►
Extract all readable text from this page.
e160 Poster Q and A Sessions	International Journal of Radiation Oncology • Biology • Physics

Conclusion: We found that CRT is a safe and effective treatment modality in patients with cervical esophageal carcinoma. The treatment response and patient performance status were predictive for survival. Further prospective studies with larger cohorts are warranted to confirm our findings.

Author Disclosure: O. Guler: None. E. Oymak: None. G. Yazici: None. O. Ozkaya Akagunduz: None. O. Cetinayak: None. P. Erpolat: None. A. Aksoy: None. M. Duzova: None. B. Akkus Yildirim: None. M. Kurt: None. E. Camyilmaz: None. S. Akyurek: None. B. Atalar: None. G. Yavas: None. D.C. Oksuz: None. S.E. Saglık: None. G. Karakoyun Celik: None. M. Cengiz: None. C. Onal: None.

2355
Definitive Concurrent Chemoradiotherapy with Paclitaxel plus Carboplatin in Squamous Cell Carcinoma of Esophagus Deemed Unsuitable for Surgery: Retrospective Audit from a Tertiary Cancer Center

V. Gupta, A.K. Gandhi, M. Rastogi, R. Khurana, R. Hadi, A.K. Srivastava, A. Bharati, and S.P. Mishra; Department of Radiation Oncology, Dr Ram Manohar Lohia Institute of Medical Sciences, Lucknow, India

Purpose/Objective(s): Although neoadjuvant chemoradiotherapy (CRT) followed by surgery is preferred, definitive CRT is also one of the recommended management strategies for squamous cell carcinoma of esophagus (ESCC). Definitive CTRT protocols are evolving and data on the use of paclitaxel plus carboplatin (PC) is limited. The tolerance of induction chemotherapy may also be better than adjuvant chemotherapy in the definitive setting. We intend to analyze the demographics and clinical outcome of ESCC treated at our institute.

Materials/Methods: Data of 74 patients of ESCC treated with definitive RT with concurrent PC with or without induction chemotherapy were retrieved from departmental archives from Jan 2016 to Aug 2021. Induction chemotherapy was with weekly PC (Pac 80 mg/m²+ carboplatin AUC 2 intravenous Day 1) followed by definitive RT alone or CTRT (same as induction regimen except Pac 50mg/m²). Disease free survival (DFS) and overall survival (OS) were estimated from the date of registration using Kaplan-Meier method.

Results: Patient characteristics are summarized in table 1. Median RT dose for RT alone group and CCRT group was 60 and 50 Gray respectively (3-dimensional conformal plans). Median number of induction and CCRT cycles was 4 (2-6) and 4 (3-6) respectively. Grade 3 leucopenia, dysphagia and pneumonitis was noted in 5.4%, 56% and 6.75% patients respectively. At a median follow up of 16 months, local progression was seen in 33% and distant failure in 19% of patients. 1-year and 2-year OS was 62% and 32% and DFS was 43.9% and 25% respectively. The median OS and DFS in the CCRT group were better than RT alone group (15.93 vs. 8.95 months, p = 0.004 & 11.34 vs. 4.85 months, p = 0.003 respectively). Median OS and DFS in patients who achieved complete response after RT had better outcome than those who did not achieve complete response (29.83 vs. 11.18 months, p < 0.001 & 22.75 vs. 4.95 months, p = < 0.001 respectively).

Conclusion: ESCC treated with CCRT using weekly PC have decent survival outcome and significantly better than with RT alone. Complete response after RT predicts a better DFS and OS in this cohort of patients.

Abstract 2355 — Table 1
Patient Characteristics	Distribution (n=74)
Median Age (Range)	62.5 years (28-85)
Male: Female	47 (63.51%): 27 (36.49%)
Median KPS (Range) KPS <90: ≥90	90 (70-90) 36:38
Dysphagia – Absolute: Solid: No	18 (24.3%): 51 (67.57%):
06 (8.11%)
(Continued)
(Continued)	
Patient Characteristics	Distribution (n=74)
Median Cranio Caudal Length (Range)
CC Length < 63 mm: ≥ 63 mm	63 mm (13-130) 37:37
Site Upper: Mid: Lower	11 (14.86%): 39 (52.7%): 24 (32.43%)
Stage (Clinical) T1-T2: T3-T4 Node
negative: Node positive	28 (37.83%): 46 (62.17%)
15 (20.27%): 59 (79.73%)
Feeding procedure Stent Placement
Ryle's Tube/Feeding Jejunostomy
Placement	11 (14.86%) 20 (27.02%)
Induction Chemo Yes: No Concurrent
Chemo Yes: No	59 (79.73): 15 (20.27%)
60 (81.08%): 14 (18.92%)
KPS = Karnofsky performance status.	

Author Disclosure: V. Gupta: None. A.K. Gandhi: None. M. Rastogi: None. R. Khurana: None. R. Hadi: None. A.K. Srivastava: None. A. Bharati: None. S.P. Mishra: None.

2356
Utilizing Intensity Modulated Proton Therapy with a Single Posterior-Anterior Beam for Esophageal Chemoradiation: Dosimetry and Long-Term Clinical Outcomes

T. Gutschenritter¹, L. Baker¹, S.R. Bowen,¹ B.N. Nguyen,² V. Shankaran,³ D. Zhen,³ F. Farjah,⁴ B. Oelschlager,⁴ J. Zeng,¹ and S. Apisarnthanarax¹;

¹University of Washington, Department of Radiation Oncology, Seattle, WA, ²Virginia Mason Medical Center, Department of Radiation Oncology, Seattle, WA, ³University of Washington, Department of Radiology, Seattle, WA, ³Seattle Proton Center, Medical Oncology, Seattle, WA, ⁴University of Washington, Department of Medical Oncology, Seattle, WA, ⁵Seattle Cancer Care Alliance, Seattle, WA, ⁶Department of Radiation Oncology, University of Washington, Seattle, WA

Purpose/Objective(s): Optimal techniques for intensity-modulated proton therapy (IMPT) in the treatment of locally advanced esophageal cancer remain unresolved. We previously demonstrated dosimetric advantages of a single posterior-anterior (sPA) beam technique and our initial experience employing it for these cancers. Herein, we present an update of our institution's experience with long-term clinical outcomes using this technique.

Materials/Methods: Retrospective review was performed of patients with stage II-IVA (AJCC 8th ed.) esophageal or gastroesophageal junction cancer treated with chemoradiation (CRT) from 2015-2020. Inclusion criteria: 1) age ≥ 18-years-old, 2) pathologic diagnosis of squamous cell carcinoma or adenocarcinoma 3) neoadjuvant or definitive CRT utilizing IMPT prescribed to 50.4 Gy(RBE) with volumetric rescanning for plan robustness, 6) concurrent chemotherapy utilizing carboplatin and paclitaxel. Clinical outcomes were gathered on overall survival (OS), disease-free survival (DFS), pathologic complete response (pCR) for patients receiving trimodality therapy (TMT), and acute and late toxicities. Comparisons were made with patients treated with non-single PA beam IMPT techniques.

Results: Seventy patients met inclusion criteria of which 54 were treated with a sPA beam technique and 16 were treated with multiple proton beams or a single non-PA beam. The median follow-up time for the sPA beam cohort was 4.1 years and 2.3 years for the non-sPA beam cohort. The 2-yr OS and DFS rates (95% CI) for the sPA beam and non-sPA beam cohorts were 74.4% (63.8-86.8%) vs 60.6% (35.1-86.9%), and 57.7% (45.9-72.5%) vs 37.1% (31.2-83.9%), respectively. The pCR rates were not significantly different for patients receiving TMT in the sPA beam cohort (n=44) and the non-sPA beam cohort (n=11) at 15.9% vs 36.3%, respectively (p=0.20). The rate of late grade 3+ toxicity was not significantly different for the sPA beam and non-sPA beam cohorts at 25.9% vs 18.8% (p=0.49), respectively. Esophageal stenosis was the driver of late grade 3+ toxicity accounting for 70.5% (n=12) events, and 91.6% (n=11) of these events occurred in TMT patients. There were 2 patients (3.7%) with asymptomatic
◄
## Requirement
Copy out each line above, character for character.

## Solution for this problem
Extract all readable text from this page.
e160 Poster Q and A Sessions	International Journal of Radiation Oncology • Biology • Physics

Conclusion: We found that CRT is a safe and effective treatment modality in patients with cervical esophageal carcinoma. The treatment response and patient performance status were predictive for survival. Further prospective studies with larger cohorts are warranted to confirm our findings.

Author Disclosure: O. Guler: None. E. Oymak: None. G. Yazici: None. O. Ozkaya Akagunduz: None. O. Cetinayak: None. P. Erpolat: None. A. Aksoy: None. M. Duzova: None. B. Akkus Yildirim: None. M. Kurt: None. E. Camyilmaz: None. S. Akyurek: None. B. Atalar: None. G. Yavas: None. D.C. Oksuz: None. S.E. Saglık: None. G. Karakoyun Celik: None. M. Cengiz: None. C. Onal: None.

2355
Definitive Concurrent Chemoradiotherapy with Paclitaxel plus Carboplatin in Squamous Cell Carcinoma of Esophagus Deemed Unsuitable for Surgery: Retrospective Audit from a Tertiary Cancer Center

V. Gupta, A.K. Gandhi, M. Rastogi, R. Khurana, R. Hadi, A.K. Srivastava, A. Bharati, and S.P. Mishra; Department of Radiation Oncology, Dr Ram Manohar Lohia Institute of Medical Sciences, Lucknow, India

Purpose/Objective(s): Although neoadjuvant chemoradiotherapy (CRT) followed by surgery is preferred, definitive CRT is also one of the recommended management strategies for squamous cell carcinoma of esophagus (ESCC). Definitive CTRT protocols are evolving and data on the use of paclitaxel plus carboplatin (PC) is limited. The tolerance of induction chemotherapy may also be better than adjuvant chemotherapy in the definitive setting. We intend to analyze the demographics and clinical outcome of ESCC treated at our institute.

Materials/Methods: Data of 74 patients of ESCC treated with definitive RT with concurrent PC with or without induction chemotherapy were retrieved from departmental archives from Jan 2016 to Aug 2021. Induction chemotherapy was with weekly PC (Pac 80 mg/m²+ carboplatin AUC 2 intravenous Day 1) followed by definitive RT alone or CTRT (same as induction regimen except Pac 50mg/m²). Disease free survival (DFS) and overall survival (OS) were estimated from the date of registration using Kaplan-Meier method.

Results: Patient characteristics are summarized in table 1. Median RT dose for RT alone group and CCRT group was 60 and 50 Gray respectively (3-dimensional conformal plans). Median number of induction and CCRT cycles was 4 (2-6) and 4 (3-6) respectively. Grade 3 leucopenia, dysphagia and pneumonitis was noted in 5.4%, 56% and 6.75% patients respectively. At a median follow up of 16 months, local progression was seen in 33% and distant failure in 19% of patients. 1-year and 2-year OS was 62% and 32% and DFS was 43.9% and 25% respectively. The median OS and DFS in the CCRT group were better than RT alone group (15.93 vs. 8.95 months, p = 0.004 & 11.34 vs. 4.85 months, p = 0.003 respectively). Median OS and DFS in patients who achieved complete response after RT had better outcome than those who did not achieve complete response (29.83 vs. 11.18 months, p < 0.001 & 22.75 vs. 4.95 months, p = < 0.001 respectively).

Conclusion: ESCC treated with CCRT using weekly PC have decent survival outcome and significantly better than with RT alone. Complete response after RT predicts a better DFS and OS in this cohort of patients.

Abstract 2355 — Table 1
Patient Characteristics	Distribution (n=74)
Median Age (Range)	62.5 years (28-85)
Male: Female	47 (63.51%): 27 (36.49%)
Median KPS (Range) KPS <90: ≥90	90 (70-90) 36:38
Dysphagia – Absolute: Solid: No	18 (24.3%): 51 (67.57%):
06 (8.11%)
(Continued)
(Continued)	
Patient Characteristics	Distribution (n=74)
Median Cranio Caudal Length (Range)
CC Length < 63 mm: ≥ 63 mm	63 mm (13-130) 37:37
Site Upper: Mid: Lower	11 (14.86%): 39 (52.7%): 24 (32.43%)
Stage (Clinical) T1-T2: T3-T4 Node
negative: Node positive	28 (37.83%): 46 (62.17%)
15 (20.27%): 59 (79.73%)
Feeding procedure Stent Placement
Ryle's Tube/Feeding Jejunostomy
Placement	11 (14.86%) 20 (27.02%)
Induction Chemo Yes: No Concurrent
Chemo Yes: No	59 (79.73): 15 (20.27%)
60 (81.08%): 14 (18.92%)
KPS = Karnofsky performance status.	

Author Disclosure: V. Gupta: None. A.K. Gandhi: None. M. Rastogi: None. R. Khurana: None. R. Hadi: None. A.K. Srivastava: None. A. Bharati: None. S.P. Mishra: None.

2356
Utilizing Intensity Modulated Proton Therapy with a Single Posterior-Anterior Beam for Esophageal Chemoradiation: Dosimetry and Long-Term Clinical Outcomes

T. Gutschenritter¹, L. Baker¹, S.R. Bowen,¹ B.N. Nguyen,² V. Shankaran,³ D. Zhen,³ F. Farjah,⁴ B. Oelschlager,⁴ J. Zeng,¹ and S. Apisarnthanarax¹;

¹University of Washington, Department of Radiation Oncology, Seattle, WA, ²Virginia Mason Medical Center, Department of Radiation Oncology, Seattle, WA, ³University of Washington, Department of Radiology, Seattle, WA, ³Seattle Proton Center, Medical Oncology, Seattle, WA, ⁴University of Washington, Department of Medical Oncology, Seattle, WA, ⁵Seattle Cancer Care Alliance, Seattle, WA, ⁶Department of Radiation Oncology, University of Washington, Seattle, WA

Purpose/Objective(s): Optimal techniques for intensity-modulated proton therapy (IMPT) in the treatment of locally advanced esophageal cancer remain unresolved. We previously demonstrated dosimetric advantages of a single posterior-anterior (sPA) beam technique and our initial experience employing it for these cancers. Herein, we present an update of our institution's experience with long-term clinical outcomes using this technique.

Materials/Methods: Retrospective review was performed of patients with stage II-IVA (AJCC 8th ed.) esophageal or gastroesophageal junction cancer treated with chemoradiation (CRT) from 2015-2020. Inclusion criteria: 1) age ≥ 18-years-old, 2) pathologic diagnosis of squamous cell carcinoma or adenocarcinoma 3) neoadjuvant or definitive CRT utilizing IMPT prescribed to 50.4 Gy(RBE) with volumetric rescanning for plan robustness, 6) concurrent chemotherapy utilizing carboplatin and paclitaxel. Clinical outcomes were gathered on overall survival (OS), disease-free survival (DFS), pathologic complete response (pCR) for patients receiving trimodality therapy (TMT), and acute and late toxicities. Comparisons were made with patients treated with non-single PA beam IMPT techniques.

Results: Seventy patients met inclusion criteria of which 54 were treated with a sPA beam technique and 16 were treated with multiple proton beams or a single non-PA beam. The median follow-up time for the sPA beam cohort was 4.1 years and 2.3 years for the non-sPA beam cohort. The 2-yr OS and DFS rates (95% CI) for the sPA beam and non-sPA beam cohorts were 74.4% (63.8-86.8%) vs 60.6% (35.1-86.9%), and 57.7% (45.9-72.5%) vs 37.1% (31.2-83.9%), respectively. The pCR rates were not significantly different for patients receiving TMT in the sPA beam cohort (n=44) and the non-sPA beam cohort (n=11) at 15.9% vs 36.3%, respectively (p=0.20). The rate of late grade 3+ toxicity was not significantly different for the sPA beam and non-sPA beam cohorts at 25.9% vs 18.8% (p=0.49), respectively. Esophageal stenosis was the driver of late grade 3+ toxicity accounting for 70.5% (n=12) events, and 91.6% (n=11) of these events occurred in TMT patients. There were 2 patients (3.7%) with asymptomatic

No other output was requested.